All of the material below is to be returned exactly.

◆ **Extracted data**:
• • •

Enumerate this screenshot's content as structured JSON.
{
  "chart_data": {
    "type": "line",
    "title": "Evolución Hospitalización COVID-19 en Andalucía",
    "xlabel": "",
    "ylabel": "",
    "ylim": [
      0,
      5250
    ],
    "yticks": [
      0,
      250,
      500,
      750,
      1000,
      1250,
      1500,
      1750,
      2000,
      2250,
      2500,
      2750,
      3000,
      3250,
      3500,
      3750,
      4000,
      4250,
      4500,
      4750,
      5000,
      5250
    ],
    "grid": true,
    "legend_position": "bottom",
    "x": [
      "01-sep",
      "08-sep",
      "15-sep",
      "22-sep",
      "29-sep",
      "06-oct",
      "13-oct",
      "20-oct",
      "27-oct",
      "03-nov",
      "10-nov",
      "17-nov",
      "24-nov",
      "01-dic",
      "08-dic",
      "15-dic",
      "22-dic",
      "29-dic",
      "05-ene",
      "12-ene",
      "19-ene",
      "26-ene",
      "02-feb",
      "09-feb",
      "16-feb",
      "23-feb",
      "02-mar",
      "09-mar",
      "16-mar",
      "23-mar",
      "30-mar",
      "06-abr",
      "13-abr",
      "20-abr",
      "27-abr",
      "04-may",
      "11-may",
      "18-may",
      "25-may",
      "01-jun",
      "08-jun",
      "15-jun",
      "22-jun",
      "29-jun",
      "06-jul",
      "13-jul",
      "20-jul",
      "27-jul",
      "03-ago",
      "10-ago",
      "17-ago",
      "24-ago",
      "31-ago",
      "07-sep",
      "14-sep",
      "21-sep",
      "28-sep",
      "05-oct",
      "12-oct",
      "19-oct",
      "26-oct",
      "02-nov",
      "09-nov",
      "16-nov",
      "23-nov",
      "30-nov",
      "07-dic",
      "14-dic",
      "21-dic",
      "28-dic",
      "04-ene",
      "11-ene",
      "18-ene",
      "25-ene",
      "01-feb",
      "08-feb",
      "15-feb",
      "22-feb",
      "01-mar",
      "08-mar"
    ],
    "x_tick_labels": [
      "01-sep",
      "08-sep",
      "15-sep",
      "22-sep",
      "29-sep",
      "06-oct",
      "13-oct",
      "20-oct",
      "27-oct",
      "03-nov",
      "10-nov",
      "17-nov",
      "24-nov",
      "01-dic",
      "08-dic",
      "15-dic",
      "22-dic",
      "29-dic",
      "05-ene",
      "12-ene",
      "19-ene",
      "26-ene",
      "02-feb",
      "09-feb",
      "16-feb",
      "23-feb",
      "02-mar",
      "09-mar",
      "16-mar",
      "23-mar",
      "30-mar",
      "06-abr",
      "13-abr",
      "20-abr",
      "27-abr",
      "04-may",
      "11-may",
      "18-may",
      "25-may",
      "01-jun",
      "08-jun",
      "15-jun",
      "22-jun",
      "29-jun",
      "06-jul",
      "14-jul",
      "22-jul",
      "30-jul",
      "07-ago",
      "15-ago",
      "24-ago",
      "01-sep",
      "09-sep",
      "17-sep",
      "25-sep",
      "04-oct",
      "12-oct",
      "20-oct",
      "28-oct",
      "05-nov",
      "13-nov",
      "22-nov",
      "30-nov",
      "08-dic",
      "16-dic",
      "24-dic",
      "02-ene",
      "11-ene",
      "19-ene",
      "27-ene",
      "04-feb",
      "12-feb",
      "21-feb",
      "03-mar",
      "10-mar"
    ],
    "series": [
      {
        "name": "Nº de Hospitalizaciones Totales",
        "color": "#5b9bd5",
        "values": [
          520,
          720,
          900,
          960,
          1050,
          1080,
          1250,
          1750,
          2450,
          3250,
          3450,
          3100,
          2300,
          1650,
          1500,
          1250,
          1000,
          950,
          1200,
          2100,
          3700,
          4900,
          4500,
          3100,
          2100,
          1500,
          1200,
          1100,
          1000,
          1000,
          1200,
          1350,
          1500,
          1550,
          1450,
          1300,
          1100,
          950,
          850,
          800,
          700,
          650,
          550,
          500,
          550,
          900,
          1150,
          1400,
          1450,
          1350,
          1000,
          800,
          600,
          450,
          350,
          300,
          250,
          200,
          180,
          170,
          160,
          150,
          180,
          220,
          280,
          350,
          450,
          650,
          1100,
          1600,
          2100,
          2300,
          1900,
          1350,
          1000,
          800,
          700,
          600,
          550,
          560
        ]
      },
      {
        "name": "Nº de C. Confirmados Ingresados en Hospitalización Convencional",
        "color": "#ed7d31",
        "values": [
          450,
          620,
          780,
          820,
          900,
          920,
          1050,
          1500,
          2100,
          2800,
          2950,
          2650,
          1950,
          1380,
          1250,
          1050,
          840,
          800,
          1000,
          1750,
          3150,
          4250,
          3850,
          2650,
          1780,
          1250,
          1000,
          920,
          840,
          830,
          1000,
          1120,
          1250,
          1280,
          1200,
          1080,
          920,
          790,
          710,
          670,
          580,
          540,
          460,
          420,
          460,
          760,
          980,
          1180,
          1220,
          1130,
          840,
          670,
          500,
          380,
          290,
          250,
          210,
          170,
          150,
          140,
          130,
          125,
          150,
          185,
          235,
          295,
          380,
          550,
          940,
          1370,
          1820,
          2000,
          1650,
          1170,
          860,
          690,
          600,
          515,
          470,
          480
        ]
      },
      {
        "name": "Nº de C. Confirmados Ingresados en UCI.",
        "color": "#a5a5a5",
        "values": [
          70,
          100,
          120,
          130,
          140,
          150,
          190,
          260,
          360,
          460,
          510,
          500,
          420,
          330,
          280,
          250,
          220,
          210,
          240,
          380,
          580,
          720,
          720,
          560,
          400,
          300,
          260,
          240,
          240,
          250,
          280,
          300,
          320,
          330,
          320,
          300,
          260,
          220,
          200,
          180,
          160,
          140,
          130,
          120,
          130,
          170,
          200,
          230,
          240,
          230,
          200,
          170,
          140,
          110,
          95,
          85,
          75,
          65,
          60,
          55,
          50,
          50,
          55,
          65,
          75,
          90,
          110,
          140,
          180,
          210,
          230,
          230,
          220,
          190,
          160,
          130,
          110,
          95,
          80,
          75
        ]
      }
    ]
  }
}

• • •

◆ **Response below**:
Enumerate this screenshot's content as structured JSON.
{
  "chart_data": {
    "type": "line",
    "title": "Evolución Hospitalización COVID-19 en Andalucía",
    "xlabel": "",
    "ylabel": "",
    "ylim": [
      0,
      5250
    ],
    "yticks": [
      0,
      250,
      500,
      750,
      1000,
      1250,
      1500,
      1750,
      2000,
      2250,
      2500,
      2750,
      3000,
      3250,
      3500,
      3750,
      4000,
      4250,
      4500,
      4750,
      5000,
      5250
    ],
    "grid": true,
    "legend_position": "bottom",
    "x": [
      "01-sep",
      "08-sep",
      "15-sep",
      "22-sep",
      "29-sep",
      "06-oct",
      "13-oct",
      "20-oct",
      "27-oct",
      "03-nov",
      "10-nov",
      "17-nov",
      "24-nov",
      "01-dic",
      "08-dic",
      "15-dic",
      "22-dic",
      "29-dic",
      "05-ene",
      "12-ene",
      "19-ene",
      "26-ene",
      "02-feb",
      "09-feb",
      "16-feb",
      "23-feb",
      "02-mar",
      "09-mar",
      "16-mar",
      "23-mar",
      "30-mar",
      "06-abr",
      "13-abr",
      "20-abr",
      "27-abr",
      "04-may",
      "11-may",
      "18-may",
      "25-may",
      "01-jun",
      "08-jun",
      "15-jun",
      "22-jun",
      "29-jun",
      "06-jul",
      "13-jul",
      "20-jul",
      "27-jul",
      "03-ago",
      "10-ago",
      "17-ago",
      "24-ago",
      "31-ago",
      "07-sep",
      "14-sep",
      "21-sep",
      "28-sep",
      "05-oct",
      "12-oct",
      "19-oct",
      "26-oct",
      "02-nov",
      "09-nov",
      "16-nov",
      "23-nov",
      "30-nov",
      "07-dic",
      "14-dic",
      "21-dic",
      "28-dic",
      "04-ene",
      "11-ene",
      "18-ene",
      "25-ene",
      "01-feb",
      "08-feb",
      "15-feb",
      "22-feb",
      "01-mar",
      "08-mar"
    ],
    "x_tick_labels": [
      "01-sep",
      "08-sep",
      "15-sep",
      "22-sep",
      "29-sep",
      "06-oct",
      "13-oct",
      "20-oct",
      "27-oct",
      "03-nov",
      "10-nov",
      "17-nov",
      "24-nov",
      "01-dic",
      "08-dic",
      "15-dic",
      "22-dic",
      "29-dic",
      "05-ene",
      "12-ene",
      "19-ene",
      "26-ene",
      "02-feb",
      "09-feb",
      "16-feb",
      "23-feb",
      "02-mar",
      "09-mar",
      "16-mar",
      "23-mar",
      "30-mar",
      "06-abr",
      "13-abr",
      "20-abr",
      "27-abr",
      "04-may",
      "11-may",
      "18-may",
      "25-may",
      "01-jun",
      "08-jun",
      "15-jun",
      "22-jun",
      "29-jun",
      "06-jul",
      "14-jul",
      "22-jul",
      "30-jul",
      "07-ago",
      "15-ago",
      "24-ago",
      "01-sep",
      "09-sep",
      "17-sep",
      "25-sep",
      "04-oct",
      "12-oct",
      "20-oct",
      "28-oct",
      "05-nov",
      "13-nov",
      "22-nov",
      "30-nov",
      "08-dic",
      "16-dic",
      "24-dic",
      "02-ene",
      "11-ene",
      "19-ene",
      "27-ene",
      "04-feb",
      "12-feb",
      "21-feb",
      "03-mar",
      "10-mar"
    ],
    "series": [
      {
        "name": "Nº de Hospitalizaciones Totales",
        "color": "#5b9bd5",
        "values": [
          520,
          720,
          900,
          960,
          1050,
          1080,
          1250,
          1750,
          2450,
          3250,
          3450,
          3100,
          2300,
          1650,
          1500,
          1250,
          1000,
          950,
          1200,
          2100,
          3700,
          4900,
          4500,
          3100,
          2100,
          1500,
          1200,
          1100,
          1000,
          1000,
          1200,
          1350,
          1500,
          1550,
          1450,
          1300,
          1100,
          950,
          850,
          800,
          700,
          650,
          550,
          500,
          550,
          900,
          1150,
          1400,
          1450,
          1350,
          1000,
          800,
          600,
          450,
          350,
          300,
          250,
          200,
          180,
          170,
          160,
          150,
          180,
          220,
          280,
          350,
          450,
          650,
          1100,
          1600,
          2100,
          2300,
          1900,
          1350,
          1000,
          800,
          700,
          600,
          550,
          560
        ]
      },
      {
        "name": "Nº de C. Confirmados Ingresados en Hospitalización Convencional",
        "color": "#ed7d31",
        "values": [
          450,
          620,
          780,
          820,
          900,
          920,
          1050,
          1500,
          2100,
          2800,
          2950,
          2650,
          1950,
          1380,
          1250,
          1050,
          840,
          800,
          1000,
          1750,
          3150,
          4250,
          3850,
          2650,
          1780,
          1250,
          1000,
          920,
          840,
          830,
          1000,
          1120,
          1250,
          1280,
          1200,
          1080,
          920,
          790,
          710,
          670,
          580,
          540,
          460,
          420,
          460,
          760,
          980,
          1180,
          1220,
          1130,
          840,
          670,
          500,
          380,
          290,
          250,
          210,
          170,
          150,
          140,
          130,
          125,
          150,
          185,
          235,
          295,
          380,
          550,
          940,
          1370,
          1820,
          2000,
          1650,
          1170,
          860,
          690,
          600,
          515,
          470,
          480
        ]
      },
      {
        "name": "Nº de C. Confirmados Ingresados en UCI.",
        "color": "#a5a5a5",
        "values": [
          70,
          100,
          120,
          130,
          140,
          150,
          190,
          260,
          360,
          460,
          510,
          500,
          420,
          330,
          280,
          250,
          220,
          210,
          240,
          380,
          580,
          720,
          720,
          560,
          400,
          300,
          260,
          240,
          240,
          250,
          280,
          300,
          320,
          330,
          320,
          300,
          260,
          220,
          200,
          180,
          160,
          140,
          130,
          120,
          130,
          170,
          200,
          230,
          240,
          230,
          200,
          170,
          140,
          110,
          95,
          85,
          75,
          65,
          60,
          55,
          50,
          50,
          55,
          65,
          75,
          90,
          110,
          140,
          180,
          210,
          230,
          230,
          220,
          190,
          160,
          130,
          110,
          95,
          80,
          75
        ]
      }
    ]
  }
}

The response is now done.